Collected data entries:

^^^^^^^^^^^^^^^^

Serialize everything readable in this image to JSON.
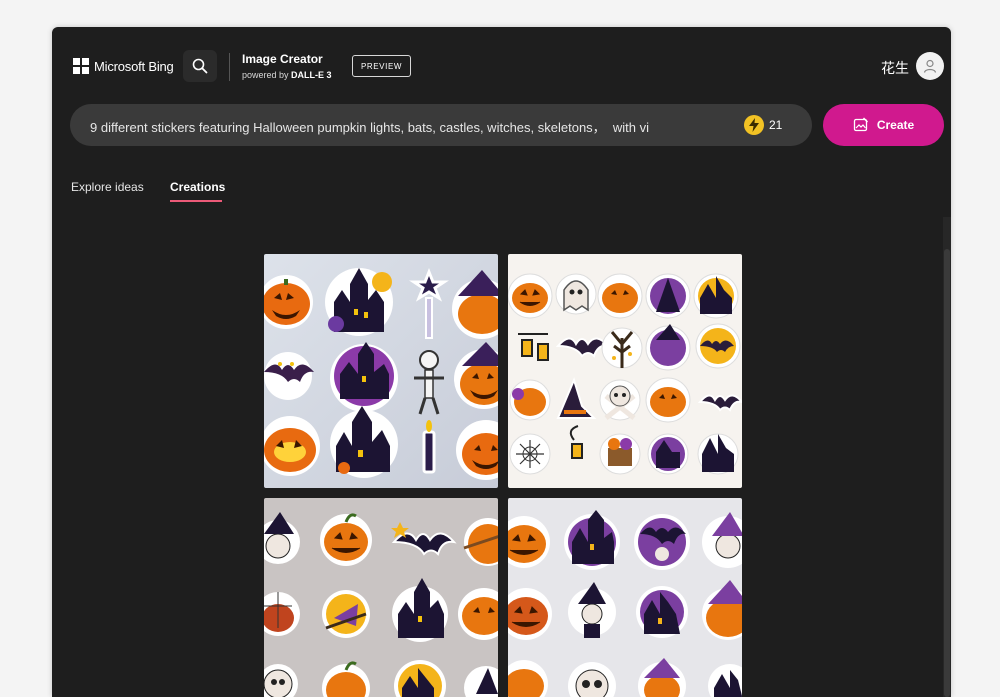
{
  "header": {
    "brand": "Microsoft Bing",
    "search_icon": "search-icon",
    "product_title": "Image Creator",
    "powered_by_prefix": "powered by ",
    "powered_by_model": "DALL-E 3",
    "badge": "PREVIEW",
    "user_name": "花生",
    "avatar_icon": "person-icon"
  },
  "prompt": {
    "text": "9 different stickers featuring Halloween pumpkin lights, bats, castles, witches, skeletons，  with vi",
    "boost_icon": "lightning-icon",
    "boosts": "21",
    "create_label": "Create",
    "create_icon": "image-create-icon"
  },
  "tabs": [
    {
      "label": "Explore ideas",
      "active": false
    },
    {
      "label": "Creations",
      "active": true
    }
  ],
  "colors": {
    "window_bg": "#1e1e1e",
    "prompt_bg": "#3a3a3a",
    "create_button": "#d0198e",
    "tab_underline": "#ec5a78",
    "boost": "#f2c224"
  },
  "images": [
    {
      "name": "halloween-sticker-sheet-1"
    },
    {
      "name": "halloween-sticker-sheet-2"
    },
    {
      "name": "halloween-sticker-sheet-3"
    },
    {
      "name": "halloween-sticker-sheet-4"
    }
  ]
}
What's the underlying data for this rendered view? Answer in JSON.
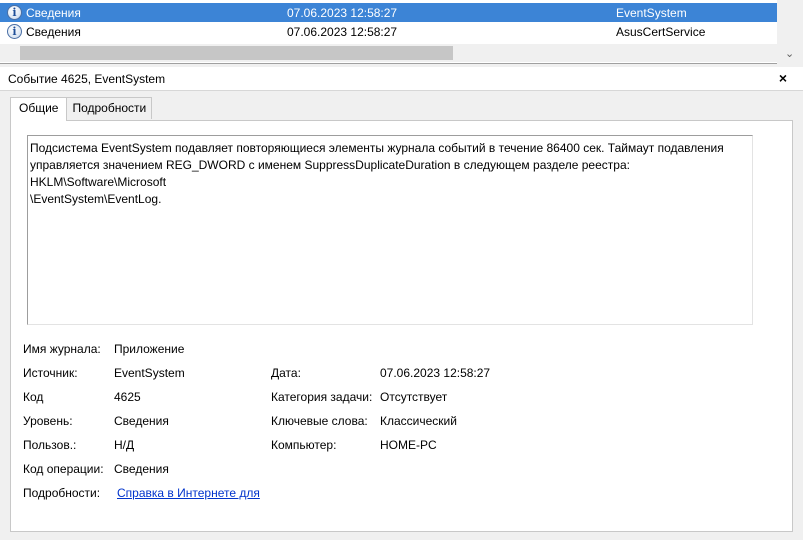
{
  "events": [
    {
      "level": "Сведения",
      "date": "07.06.2023 12:58:27",
      "source": "EventSystem",
      "selected": true
    },
    {
      "level": "Сведения",
      "date": "07.06.2023 12:58:27",
      "source": "AsusCertService",
      "selected": false
    }
  ],
  "detail": {
    "title": "Событие 4625, EventSystem",
    "close": "×",
    "tabs": [
      "Общие",
      "Подробности"
    ],
    "description": "Подсистема EventSystem подавляет повторяющиеся элементы журнала событий в течение 86400 сек.  Таймаут подавления\nуправляется значением REG_DWORD с именем SuppressDuplicateDuration в следующем разделе реестра: HKLM\\Software\\Microsoft\n\\EventSystem\\EventLog.",
    "fields": {
      "log_name_label": "Имя журнала:",
      "log_name": "Приложение",
      "source_label": "Источник:",
      "source": "EventSystem",
      "date_label": "Дата:",
      "date": "07.06.2023 12:58:27",
      "code_label": "Код",
      "code": "4625",
      "task_label": "Категория задачи:",
      "task": "Отсутствует",
      "level_label": "Уровень:",
      "level": "Сведения",
      "keywords_label": "Ключевые слова:",
      "keywords": "Классический",
      "user_label": "Пользов.:",
      "user": "Н/Д",
      "computer_label": "Компьютер:",
      "computer": "HOME-PC",
      "opcode_label": "Код операции:",
      "opcode": "Сведения",
      "more_label": "Подробности:",
      "more_link": "Справка в Интернете для"
    }
  }
}
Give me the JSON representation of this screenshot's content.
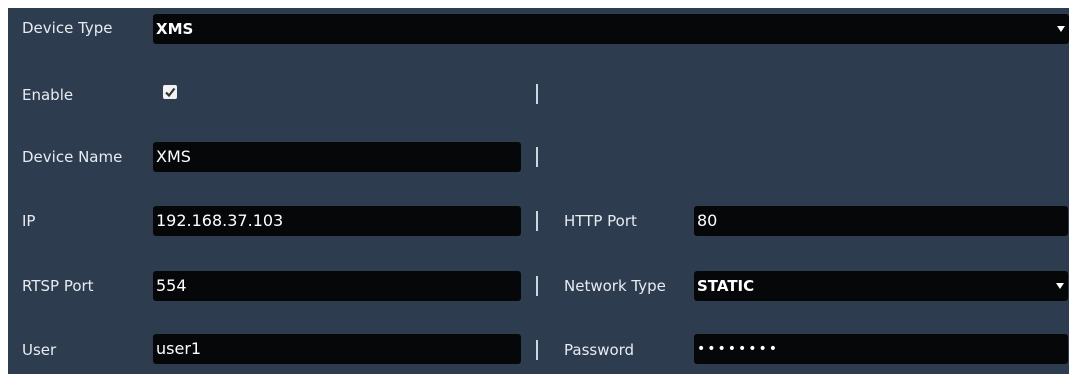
{
  "device_type": {
    "label": "Device Type",
    "value": "XMS"
  },
  "enable": {
    "label": "Enable",
    "checked": true
  },
  "device_name": {
    "label": "Device Name",
    "value": "XMS"
  },
  "ip": {
    "label": "IP",
    "value": "192.168.37.103"
  },
  "http_port": {
    "label": "HTTP Port",
    "value": "80"
  },
  "rtsp_port": {
    "label": "RTSP Port",
    "value": "554"
  },
  "network_type": {
    "label": "Network Type",
    "value": "STATIC"
  },
  "user": {
    "label": "User",
    "value": "user1"
  },
  "password": {
    "label": "Password",
    "value": "••••••••"
  },
  "colors": {
    "panel_bg": "#2e3c4f",
    "field_bg": "#060708",
    "text": "#e8ecf1"
  },
  "icons": [
    "chevron-down-icon",
    "checkmark-icon"
  ]
}
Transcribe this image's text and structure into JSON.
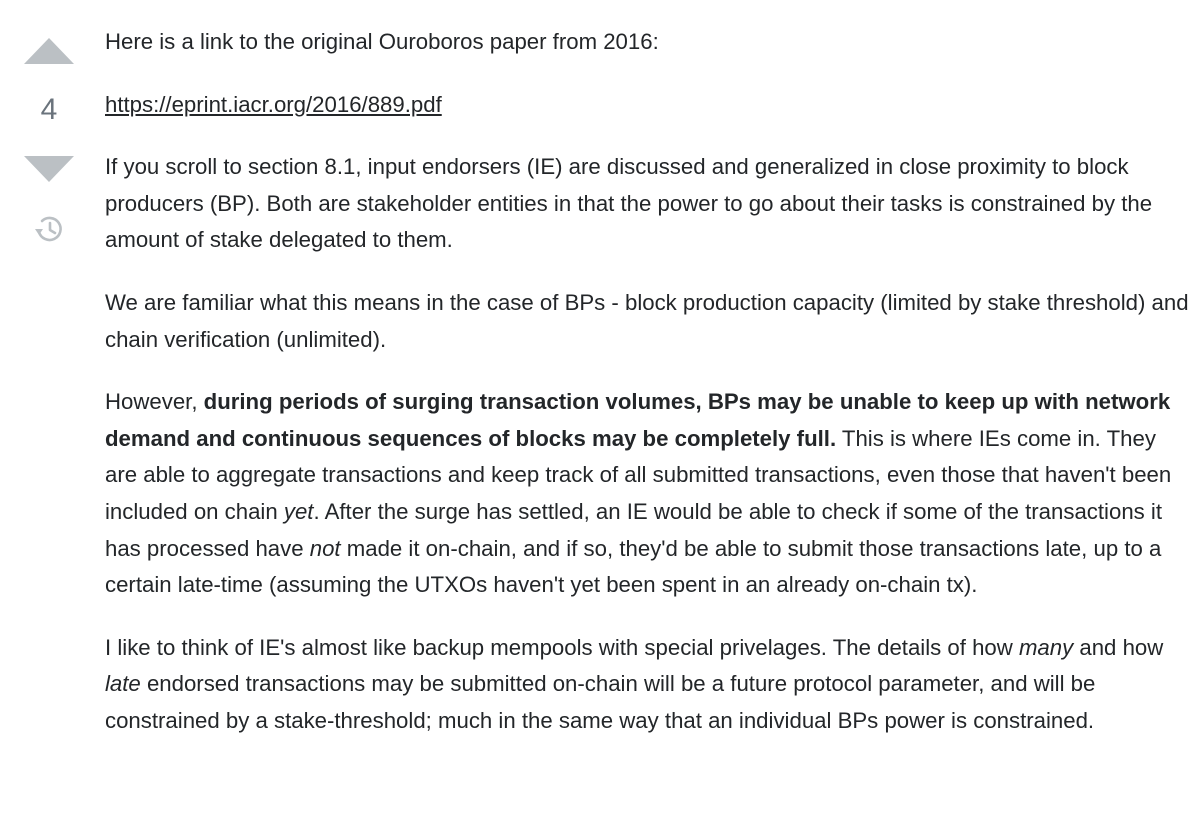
{
  "vote": {
    "score": "4",
    "up_icon": "triangle-up-icon",
    "down_icon": "triangle-down-icon",
    "history_icon": "history-icon",
    "colors": {
      "arrow": "#bbc0c4",
      "score": "#6a737c"
    }
  },
  "post": {
    "p1": "Here is a link to the original Ouroboros paper from 2016:",
    "link": "https://eprint.iacr.org/2016/889.pdf",
    "p3": "If you scroll to section 8.1, input endorsers (IE) are discussed and generalized in close proximity to block producers (BP). Both are stakeholder entities in that the power to go about their tasks is constrained by the amount of stake delegated to them.",
    "p4": "We are familiar what this means in the case of BPs - block production capacity (limited by stake threshold) and chain verification (unlimited).",
    "p5": {
      "a": "However, ",
      "bold": "during periods of surging transaction volumes, BPs may be unable to keep up with network demand and continuous sequences of blocks may be completely full.",
      "b": " This is where IEs come in. They are able to aggregate transactions and keep track of all submitted transactions, even those that haven't been included on chain ",
      "em1": "yet",
      "c": ". After the surge has settled, an IE would be able to check if some of the transactions it has processed have ",
      "em2": "not",
      "d": " made it on-chain, and if so, they'd be able to submit those transactions late, up to a certain late-time (assuming the UTXOs haven't yet been spent in an already on-chain tx)."
    },
    "p6": {
      "a": "I like to think of IE's almost like backup mempools with special privelages. The details of how ",
      "em1": "many",
      "b": " and how ",
      "em2": "late",
      "c": " endorsed transactions may be submitted on-chain will be a future protocol parameter, and will be constrained by a stake-threshold; much in the same way that an individual BPs power is constrained."
    }
  }
}
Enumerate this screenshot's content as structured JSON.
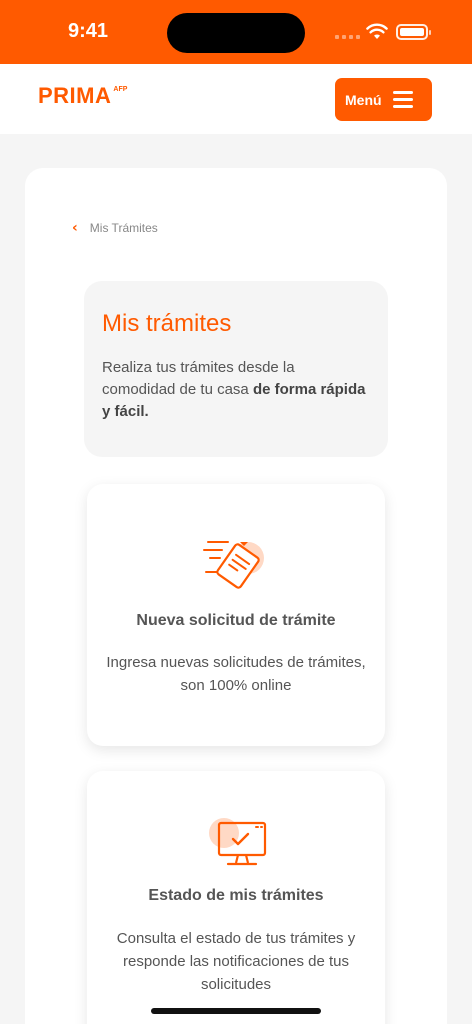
{
  "status_bar": {
    "time": "9:41"
  },
  "header": {
    "logo_text": "PRIMA",
    "logo_sup": "AFP",
    "menu_label": "Menú"
  },
  "breadcrumb": {
    "label": "Mis Trámites"
  },
  "intro": {
    "title": "Mis trámites",
    "desc_plain": "Realiza tus trámites desde la comodidad de tu casa ",
    "desc_bold": "de forma rápida y fácil."
  },
  "cards": [
    {
      "icon": "document-send-icon",
      "title": "Nueva solicitud de trámite",
      "desc": "Ingresa nuevas solicitudes de trámites, son 100% online"
    },
    {
      "icon": "monitor-check-icon",
      "title": "Estado de mis trámites",
      "desc": "Consulta el estado de tus trámites y responde las notificaciones de tus solicitudes"
    }
  ],
  "colors": {
    "brand_orange": "#ff5a00",
    "background": "#f5f5f5",
    "text_gray": "#555555"
  }
}
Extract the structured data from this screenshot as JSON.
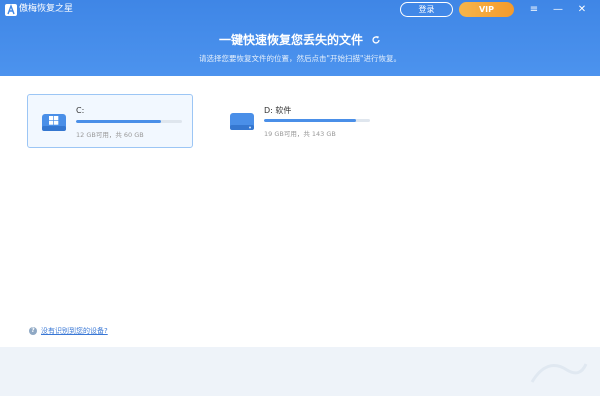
{
  "app": {
    "name": "傲梅恢复之星"
  },
  "titlebar": {
    "login_label": "登录",
    "vip_label": "VIP",
    "menu_glyph": "≡",
    "minimize_glyph": "—",
    "close_glyph": "✕"
  },
  "header": {
    "headline": "一键快速恢复您丢失的文件",
    "subtitle": "请选择您要恢复文件的位置，然后点击\"开始扫描\"进行恢复。"
  },
  "drives": [
    {
      "name": "C:",
      "info": "12 GB可用，共 60 GB",
      "used_fraction": 0.8,
      "selected": true
    },
    {
      "name": "D: 软件",
      "info": "19 GB可用，共 143 GB",
      "used_fraction": 0.87,
      "selected": false
    }
  ],
  "help": {
    "icon_glyph": "?",
    "link_text": "没有识别到您的设备?"
  },
  "colors": {
    "header": "#3f86e6",
    "accent": "#4a8fe8",
    "vip": "#f5a53a",
    "footer": "#eef3f9"
  }
}
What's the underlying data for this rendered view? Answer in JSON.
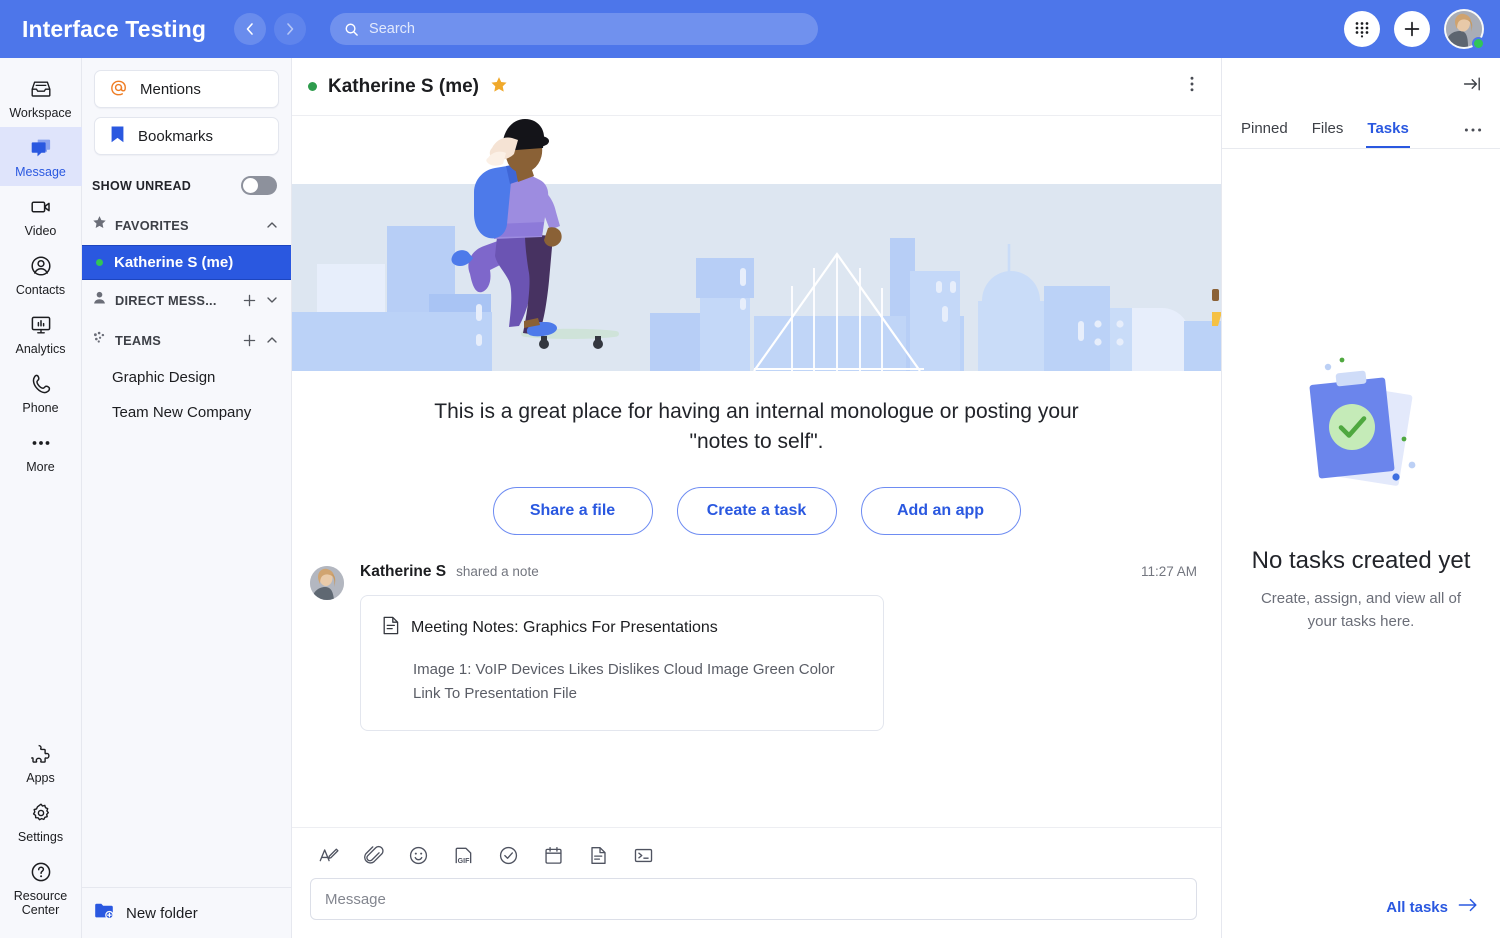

^^^^^^^^^^^^^^^^

Goal of the exercise >>
From the listing above, collect each line in which the string "structured" appears.

Task response >>
Enumerate this screenshot's content as structured JSON.
Extract the structured data from this screenshot as JSON.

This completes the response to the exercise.